▸ **EXERCISE GOAL**
Lay out everything from the start of the material down to and including the line that contains "Polygon shape [420, 27, 489, 35]" as a Markdown table with the columns Row and Line. Number each row and leave out blank lines.

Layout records
··········
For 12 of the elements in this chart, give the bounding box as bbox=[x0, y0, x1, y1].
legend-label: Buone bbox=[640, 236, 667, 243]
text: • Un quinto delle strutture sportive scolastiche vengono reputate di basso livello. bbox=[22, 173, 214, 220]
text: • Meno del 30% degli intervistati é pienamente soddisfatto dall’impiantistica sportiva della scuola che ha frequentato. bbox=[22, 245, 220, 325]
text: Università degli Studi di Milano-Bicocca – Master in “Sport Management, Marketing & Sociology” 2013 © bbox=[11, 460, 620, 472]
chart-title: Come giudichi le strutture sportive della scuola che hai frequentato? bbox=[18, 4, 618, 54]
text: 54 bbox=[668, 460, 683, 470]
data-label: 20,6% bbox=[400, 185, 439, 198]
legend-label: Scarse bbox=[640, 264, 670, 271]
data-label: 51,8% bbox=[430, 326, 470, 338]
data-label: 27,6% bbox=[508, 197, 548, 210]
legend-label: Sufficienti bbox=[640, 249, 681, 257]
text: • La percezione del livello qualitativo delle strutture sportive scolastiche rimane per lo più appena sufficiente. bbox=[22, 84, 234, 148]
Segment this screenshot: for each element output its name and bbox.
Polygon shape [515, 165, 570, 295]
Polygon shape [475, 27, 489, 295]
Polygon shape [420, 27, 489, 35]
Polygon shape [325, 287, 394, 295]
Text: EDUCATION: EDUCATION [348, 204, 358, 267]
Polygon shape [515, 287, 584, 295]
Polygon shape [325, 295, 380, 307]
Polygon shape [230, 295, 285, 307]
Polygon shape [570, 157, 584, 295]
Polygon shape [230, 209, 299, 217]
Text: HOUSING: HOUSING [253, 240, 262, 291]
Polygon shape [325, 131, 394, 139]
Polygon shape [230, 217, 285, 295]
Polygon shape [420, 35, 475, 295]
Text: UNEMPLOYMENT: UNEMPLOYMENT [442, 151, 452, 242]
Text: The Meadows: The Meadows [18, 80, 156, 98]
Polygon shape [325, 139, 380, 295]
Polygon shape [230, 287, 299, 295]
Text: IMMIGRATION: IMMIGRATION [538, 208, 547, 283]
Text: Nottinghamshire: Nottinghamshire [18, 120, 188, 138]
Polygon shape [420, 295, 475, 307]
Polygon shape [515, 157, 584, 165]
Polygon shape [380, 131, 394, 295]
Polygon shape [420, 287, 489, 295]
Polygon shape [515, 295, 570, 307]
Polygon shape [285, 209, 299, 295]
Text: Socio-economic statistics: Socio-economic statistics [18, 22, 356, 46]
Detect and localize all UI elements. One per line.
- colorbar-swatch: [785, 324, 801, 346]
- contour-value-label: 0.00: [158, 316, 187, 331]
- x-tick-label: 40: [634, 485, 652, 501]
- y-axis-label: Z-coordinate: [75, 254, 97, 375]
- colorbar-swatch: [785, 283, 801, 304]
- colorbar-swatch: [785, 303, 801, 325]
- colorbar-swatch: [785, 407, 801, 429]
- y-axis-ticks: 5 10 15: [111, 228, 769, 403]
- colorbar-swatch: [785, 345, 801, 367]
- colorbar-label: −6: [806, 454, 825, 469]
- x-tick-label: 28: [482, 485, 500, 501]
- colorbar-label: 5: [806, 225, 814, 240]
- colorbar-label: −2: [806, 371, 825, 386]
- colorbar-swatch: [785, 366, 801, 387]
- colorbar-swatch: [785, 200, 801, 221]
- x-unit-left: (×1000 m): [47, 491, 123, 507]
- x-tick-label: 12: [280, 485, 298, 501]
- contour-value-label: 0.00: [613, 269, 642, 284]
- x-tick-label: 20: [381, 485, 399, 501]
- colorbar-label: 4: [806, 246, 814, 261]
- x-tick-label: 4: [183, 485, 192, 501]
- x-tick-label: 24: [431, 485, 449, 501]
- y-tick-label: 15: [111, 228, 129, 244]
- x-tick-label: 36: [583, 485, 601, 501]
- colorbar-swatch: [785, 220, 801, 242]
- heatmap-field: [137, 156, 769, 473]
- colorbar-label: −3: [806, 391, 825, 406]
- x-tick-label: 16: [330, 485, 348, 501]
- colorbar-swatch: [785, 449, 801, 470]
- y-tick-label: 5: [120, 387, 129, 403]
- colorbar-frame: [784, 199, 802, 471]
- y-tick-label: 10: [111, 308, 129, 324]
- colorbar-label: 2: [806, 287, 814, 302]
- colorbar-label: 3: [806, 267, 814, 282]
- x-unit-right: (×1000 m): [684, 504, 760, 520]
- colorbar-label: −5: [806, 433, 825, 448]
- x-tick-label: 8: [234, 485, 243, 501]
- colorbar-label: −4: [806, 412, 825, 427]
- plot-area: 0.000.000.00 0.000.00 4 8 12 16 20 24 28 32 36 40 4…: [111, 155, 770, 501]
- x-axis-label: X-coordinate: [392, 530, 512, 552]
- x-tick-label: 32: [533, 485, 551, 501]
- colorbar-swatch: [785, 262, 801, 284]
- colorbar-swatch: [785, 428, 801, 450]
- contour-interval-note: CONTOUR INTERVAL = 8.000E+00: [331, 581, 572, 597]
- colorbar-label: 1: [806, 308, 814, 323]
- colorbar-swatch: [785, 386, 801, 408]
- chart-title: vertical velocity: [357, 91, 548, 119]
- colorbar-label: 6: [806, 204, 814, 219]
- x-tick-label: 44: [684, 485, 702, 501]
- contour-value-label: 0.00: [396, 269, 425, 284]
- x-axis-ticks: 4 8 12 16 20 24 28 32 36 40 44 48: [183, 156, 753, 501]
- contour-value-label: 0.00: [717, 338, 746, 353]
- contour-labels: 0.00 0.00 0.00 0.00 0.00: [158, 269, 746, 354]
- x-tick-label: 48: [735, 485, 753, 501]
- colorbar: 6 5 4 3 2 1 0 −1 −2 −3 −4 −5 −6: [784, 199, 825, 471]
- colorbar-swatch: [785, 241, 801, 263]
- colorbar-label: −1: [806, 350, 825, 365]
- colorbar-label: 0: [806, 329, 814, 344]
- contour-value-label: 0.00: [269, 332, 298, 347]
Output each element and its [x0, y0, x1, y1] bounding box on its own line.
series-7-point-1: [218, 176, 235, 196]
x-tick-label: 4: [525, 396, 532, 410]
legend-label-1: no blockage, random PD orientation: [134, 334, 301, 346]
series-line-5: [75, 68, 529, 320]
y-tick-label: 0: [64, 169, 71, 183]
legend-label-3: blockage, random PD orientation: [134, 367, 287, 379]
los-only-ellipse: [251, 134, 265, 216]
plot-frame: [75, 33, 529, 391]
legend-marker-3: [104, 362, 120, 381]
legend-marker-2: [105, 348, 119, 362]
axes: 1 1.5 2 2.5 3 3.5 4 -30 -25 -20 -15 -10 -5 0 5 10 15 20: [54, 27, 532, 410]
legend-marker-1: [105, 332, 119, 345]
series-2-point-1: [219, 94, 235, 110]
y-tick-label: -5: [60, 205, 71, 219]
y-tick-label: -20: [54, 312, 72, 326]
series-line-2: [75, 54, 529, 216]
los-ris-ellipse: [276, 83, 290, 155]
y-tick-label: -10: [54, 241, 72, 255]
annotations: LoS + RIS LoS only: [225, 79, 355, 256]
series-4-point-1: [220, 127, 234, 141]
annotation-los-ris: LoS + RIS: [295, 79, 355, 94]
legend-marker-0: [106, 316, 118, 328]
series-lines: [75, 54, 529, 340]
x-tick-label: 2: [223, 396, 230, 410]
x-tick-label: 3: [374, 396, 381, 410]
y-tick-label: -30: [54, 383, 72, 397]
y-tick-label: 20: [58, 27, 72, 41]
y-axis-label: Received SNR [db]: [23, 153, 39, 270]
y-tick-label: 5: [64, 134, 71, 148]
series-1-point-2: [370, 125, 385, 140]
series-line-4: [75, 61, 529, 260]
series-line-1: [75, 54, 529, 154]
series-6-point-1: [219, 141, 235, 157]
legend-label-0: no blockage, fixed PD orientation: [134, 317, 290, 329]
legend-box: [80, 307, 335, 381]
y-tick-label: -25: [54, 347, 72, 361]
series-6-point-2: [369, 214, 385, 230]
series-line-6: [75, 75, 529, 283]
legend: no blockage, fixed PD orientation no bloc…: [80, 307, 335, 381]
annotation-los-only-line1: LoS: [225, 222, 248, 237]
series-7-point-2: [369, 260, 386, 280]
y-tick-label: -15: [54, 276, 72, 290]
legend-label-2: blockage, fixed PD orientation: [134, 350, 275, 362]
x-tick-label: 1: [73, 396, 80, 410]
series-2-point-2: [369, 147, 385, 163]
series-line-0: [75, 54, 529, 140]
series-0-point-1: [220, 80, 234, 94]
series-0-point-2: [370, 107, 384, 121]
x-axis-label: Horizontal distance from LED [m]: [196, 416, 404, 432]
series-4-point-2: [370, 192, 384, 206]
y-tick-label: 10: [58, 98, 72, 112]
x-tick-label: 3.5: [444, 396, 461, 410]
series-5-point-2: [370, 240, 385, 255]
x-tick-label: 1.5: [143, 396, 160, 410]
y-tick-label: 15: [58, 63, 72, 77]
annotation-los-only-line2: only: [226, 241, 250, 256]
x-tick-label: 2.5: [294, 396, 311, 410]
··········
▸ **EXERCISE SOLUTION**
| Row | Line |
|---|---|
| 1 | For 12 of the elements in this chart, give the bounding box as bbox=[x0, y0, x1, y1]. |
| 2 | legend-label: Buone bbox=[640, 236, 667, 243] |
| 3 | text: • Un quinto delle strutture sportive scolastiche vengono reputate di basso livello. bbox=[22, 173, 214, 220] |
| 4 | text: • Meno del 30% degli intervistati é pienamente soddisfatto dall’impiantistica sportiva della scuola che ha frequentato. bbox=[22, 245, 220, 325] |
| 5 | text: Università degli Studi di Milano-Bicocca – Master in “Sport Management, Marketing & Sociology” 2013 © bbox=[11, 460, 620, 472] |
| 6 | chart-title: Come giudichi le strutture sportive della scuola che hai frequentato? bbox=[18, 4, 618, 54] |
| 7 | text: 54 bbox=[668, 460, 683, 470] |
| 8 | data-label: 20,6% bbox=[400, 185, 439, 198] |
| 9 | legend-label: Scarse bbox=[640, 264, 670, 271] |
| 10 | data-label: 51,8% bbox=[430, 326, 470, 338] |
| 11 | data-label: 27,6% bbox=[508, 197, 548, 210] |
| 12 | legend-label: Sufficienti bbox=[640, 249, 681, 257] |
| 13 | text: • La percezione del livello qualitativo delle strutture sportive scolastiche rimane per lo più appena sufficiente. bbox=[22, 84, 234, 148] |
| 14 | Segment this screenshot: for each element output its name and bbox. |
| 15 | Polygon shape [515, 165, 570, 295] |
| 16 | Polygon shape [475, 27, 489, 295] |
| 17 | Polygon shape [420, 27, 489, 35] |